Data entries
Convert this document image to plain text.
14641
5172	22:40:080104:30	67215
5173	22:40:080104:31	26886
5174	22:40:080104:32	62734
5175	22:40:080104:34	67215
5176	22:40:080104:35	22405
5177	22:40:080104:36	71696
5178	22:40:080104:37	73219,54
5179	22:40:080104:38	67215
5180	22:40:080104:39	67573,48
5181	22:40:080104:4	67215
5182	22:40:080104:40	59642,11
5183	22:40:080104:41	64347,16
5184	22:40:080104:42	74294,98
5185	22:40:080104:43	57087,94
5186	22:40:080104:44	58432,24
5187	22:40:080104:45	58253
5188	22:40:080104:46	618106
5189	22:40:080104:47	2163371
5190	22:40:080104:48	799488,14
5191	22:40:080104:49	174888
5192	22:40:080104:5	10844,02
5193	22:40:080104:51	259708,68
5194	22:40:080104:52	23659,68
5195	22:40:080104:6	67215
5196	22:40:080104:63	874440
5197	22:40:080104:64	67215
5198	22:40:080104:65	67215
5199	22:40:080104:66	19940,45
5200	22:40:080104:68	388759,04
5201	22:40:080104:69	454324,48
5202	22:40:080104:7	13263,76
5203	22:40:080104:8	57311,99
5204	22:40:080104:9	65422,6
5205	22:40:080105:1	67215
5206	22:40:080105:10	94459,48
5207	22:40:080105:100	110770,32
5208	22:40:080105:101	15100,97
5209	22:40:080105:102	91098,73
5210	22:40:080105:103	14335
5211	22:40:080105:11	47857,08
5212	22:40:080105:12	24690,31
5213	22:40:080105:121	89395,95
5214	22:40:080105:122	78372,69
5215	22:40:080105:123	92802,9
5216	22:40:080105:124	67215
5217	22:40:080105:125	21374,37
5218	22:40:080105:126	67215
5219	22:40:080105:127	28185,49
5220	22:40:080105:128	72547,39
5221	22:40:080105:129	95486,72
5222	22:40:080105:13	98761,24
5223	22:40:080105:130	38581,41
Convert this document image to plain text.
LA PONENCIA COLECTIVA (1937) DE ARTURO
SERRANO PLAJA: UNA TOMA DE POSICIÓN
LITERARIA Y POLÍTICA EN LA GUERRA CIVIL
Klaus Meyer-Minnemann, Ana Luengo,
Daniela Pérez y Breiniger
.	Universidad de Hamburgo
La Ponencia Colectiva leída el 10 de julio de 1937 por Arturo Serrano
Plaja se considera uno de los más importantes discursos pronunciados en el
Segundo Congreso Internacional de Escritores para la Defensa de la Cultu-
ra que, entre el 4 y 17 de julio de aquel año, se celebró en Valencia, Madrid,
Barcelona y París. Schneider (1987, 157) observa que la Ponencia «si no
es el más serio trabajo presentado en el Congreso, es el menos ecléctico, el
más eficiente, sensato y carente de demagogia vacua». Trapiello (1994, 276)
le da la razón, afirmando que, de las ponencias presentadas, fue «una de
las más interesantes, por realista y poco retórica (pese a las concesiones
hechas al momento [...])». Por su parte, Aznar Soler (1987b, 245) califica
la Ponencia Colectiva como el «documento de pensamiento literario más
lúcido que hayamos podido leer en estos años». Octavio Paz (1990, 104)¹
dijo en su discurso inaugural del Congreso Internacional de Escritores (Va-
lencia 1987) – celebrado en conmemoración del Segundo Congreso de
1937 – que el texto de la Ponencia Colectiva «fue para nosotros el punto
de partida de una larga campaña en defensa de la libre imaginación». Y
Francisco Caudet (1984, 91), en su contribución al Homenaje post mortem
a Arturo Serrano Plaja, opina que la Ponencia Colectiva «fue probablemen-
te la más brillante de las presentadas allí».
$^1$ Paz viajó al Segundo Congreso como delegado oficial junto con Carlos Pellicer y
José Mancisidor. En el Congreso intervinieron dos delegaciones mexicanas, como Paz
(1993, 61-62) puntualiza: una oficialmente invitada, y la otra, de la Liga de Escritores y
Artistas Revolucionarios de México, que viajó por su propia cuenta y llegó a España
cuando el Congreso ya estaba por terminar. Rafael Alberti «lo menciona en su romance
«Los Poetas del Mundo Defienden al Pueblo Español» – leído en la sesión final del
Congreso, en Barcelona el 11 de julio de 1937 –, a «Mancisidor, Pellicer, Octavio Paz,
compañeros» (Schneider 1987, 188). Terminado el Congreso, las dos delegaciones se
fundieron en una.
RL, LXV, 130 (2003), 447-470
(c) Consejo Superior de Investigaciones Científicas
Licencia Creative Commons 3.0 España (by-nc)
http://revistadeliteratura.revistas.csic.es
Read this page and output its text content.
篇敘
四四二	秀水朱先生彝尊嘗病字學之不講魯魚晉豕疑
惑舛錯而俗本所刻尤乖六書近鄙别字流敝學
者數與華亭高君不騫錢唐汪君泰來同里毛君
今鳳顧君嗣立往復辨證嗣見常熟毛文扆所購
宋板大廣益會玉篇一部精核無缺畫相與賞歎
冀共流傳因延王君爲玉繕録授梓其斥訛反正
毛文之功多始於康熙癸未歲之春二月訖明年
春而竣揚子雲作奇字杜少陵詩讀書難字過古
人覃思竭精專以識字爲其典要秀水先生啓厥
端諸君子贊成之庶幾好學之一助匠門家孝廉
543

Brief
Give every line of the material that includes the string "Segundo".

Final answer
Segundo Congreso Internacional de Escritores para la Defensa de la Cultu-
lencia 1987) – celebrado en conmemoración del Segundo Congreso de
$^1$ Paz viajó al Segundo Congreso como delegado oficial junto con Carlos Pellicer y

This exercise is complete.